---------- Reading text ----------

04 The mission of the translation ‘profession’

2 May

IMG_3358 best cropped to 320 x 200 shortYou will remember from my previous blog: that “my personal vision is for professional translators to achieve the recognition and rewards that a CPA enjoys today (i.e. CPT – Certified Practising or Professional Translator).
I imagine having a small professional practice with possibly one, two or three highly motivated, well-educated and experienced partners and one or two support people, together with a new entrant into the profession being mentored in a professional environment (and perhaps a few professional, free-lance associates).”

If this is a generally acceptable vision of a basic professional practice among translators, as I believe it is from what I hear from colleagues, then what does the profession as a whole need to do to enable the realisation of this vision?  In other words, what will be the mission we have to accomplish together to achieve this outcome or something resembling it, and arrest the decline of the profession.

Perhaps I can put it as follows (improvements welcomed):

The translation profession’s mission is to clearly differentiate itself from the translation ‘industry’ (agencies, brokers, intermediaries and paraprofessional translators), and establish world-wide recognition as Certified Practising Translators (CPT), working independently or in professional practices, providing reliable, high-quality language translation services and associated professional advice.

If successful, I would expect that some governments will eventually move to protect their citizens from unqualified language services providers by officially recognising their national chapter of CPTs as the only professionals permitted to certify translations.

---------- Data provided ----------

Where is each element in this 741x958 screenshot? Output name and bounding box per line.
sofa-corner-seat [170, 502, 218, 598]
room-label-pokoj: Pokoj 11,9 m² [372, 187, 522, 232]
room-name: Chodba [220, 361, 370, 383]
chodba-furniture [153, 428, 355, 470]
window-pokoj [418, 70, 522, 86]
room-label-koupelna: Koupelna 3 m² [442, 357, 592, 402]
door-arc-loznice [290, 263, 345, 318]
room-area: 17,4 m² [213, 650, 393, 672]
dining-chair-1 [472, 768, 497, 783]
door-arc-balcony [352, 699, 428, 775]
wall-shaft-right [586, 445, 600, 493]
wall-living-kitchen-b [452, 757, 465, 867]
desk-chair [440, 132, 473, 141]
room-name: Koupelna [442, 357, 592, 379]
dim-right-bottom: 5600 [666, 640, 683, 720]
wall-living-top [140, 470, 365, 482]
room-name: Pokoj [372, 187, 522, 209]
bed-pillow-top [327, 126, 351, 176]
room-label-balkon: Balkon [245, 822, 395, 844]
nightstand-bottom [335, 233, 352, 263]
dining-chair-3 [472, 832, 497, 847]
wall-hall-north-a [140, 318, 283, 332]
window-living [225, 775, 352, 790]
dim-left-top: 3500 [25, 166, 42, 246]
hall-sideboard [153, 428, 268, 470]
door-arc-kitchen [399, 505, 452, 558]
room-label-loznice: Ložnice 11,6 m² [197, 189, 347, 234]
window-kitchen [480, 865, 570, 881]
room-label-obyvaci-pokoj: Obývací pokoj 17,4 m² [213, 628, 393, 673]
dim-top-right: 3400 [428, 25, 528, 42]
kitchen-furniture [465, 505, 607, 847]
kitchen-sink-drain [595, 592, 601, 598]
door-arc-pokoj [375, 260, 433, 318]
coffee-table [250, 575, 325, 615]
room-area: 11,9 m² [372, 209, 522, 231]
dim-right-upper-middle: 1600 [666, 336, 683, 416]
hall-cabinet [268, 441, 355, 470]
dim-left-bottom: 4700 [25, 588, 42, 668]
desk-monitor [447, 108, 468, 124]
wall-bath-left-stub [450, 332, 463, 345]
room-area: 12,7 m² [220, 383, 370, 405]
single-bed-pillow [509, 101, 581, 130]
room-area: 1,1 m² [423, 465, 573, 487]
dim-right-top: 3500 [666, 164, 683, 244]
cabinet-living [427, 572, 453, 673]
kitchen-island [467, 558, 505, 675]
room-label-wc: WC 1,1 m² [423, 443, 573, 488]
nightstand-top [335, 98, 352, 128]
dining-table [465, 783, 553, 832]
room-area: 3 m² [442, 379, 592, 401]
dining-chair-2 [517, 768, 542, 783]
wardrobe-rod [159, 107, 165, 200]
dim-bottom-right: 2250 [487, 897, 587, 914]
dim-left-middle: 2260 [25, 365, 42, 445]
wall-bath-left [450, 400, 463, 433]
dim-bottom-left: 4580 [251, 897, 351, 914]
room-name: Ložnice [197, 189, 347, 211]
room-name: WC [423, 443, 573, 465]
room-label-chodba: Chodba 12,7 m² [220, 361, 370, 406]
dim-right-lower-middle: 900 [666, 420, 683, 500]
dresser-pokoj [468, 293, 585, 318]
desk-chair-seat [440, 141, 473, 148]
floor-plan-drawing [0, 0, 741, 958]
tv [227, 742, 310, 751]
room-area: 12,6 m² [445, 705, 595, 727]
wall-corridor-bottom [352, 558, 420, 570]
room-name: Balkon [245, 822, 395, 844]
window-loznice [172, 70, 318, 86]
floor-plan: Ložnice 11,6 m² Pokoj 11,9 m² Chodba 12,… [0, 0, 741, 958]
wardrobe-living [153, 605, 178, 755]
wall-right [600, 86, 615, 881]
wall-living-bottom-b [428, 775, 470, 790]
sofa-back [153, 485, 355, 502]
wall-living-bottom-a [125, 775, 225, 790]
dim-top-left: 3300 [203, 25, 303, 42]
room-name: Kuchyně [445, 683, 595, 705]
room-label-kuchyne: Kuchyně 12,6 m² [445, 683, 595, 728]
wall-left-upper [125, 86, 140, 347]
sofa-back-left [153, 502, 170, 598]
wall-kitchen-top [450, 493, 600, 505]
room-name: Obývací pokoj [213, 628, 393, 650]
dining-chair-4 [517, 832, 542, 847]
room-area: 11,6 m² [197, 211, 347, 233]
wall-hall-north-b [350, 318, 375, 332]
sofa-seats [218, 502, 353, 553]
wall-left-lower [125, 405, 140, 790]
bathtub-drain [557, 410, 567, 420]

----------

* **Task description**:
Write the next part of the blog post on the translation profession's mission, starting after its last sentence. The listing is separate material and has no connection to the blog post on the translation profession.

* **Answer to the problem**:
Differentiation from the ‘industry’ means that we must establish ourselves as a proper, recognisable profession and start acting and performing as professionals.  Where the opportunity presents itself, we must make it clear to potential clients and the public generally, that language services provided by anyone other than a CPT, or a practice owned and controlled by CPTs may be inaccurate, unreliable and/or lacking in linguistic/cultural finesse.

In practical terms, it means that we will have to do things like:

  • setting up an international professional institute/association with a certification system controlled by peers.  This is a technical issue for a later stage.  This can initially be just be a confidential database of qualified translators interested in becoming members, using some basic but very strict criteria;
  • establishing and accepting a strict code of ethics, that we make public and promote world-wide.  A code of ethics that the client can confidently rely upon because we strictly enforce it by disciplining members who breach the code;
  • establishing basic operational practices (a code of conduct) including such rules as not offering our services in blind auctions like ProZ, by bidding against each other, but instead offering our services on the basis of requesting the documents for (confidential) analysis, and only then providing a fee estimate and a delivery time-line. (rates are only used for internal costing and are never publicised)
  • not ‘applying’ for free-lance/casual worker status with non-professional agencies by filling out their ‘application forms and singing their contracts of adhesion.  Those who do not wish to establish a professional practice can establish a free-lance professional relationship with a professional practice or several practices as a free-lance associate;
  • Having a website with our own URL, compliant with agreed professional standards set by the institute/association;
  • providing a (standardised) list of our terms and conditions of service;
  • creating a standardised NDA of our own and rejecting any NDA from clients or agencies in their stead;

There is a lot more we can and must do to clearly identify and differentiate our professional status and our independence from the ‘industry’ and paraprofessional translators, but the details are for the time when we start dealing with policy.
However, it is useful to give a general indication of what is required to present a professional profile, so that those who may have difficulty meeting them, will not waste their time and ours in trying to join a profession that does not suit them.

There will be those (usually unqualified), who will loudly proclaim that this is all nonsense and will never work (the easy cop-out).  That we are just running a business like any other and that we “should get out of the kitchen of we can’t stand the heat”, etc.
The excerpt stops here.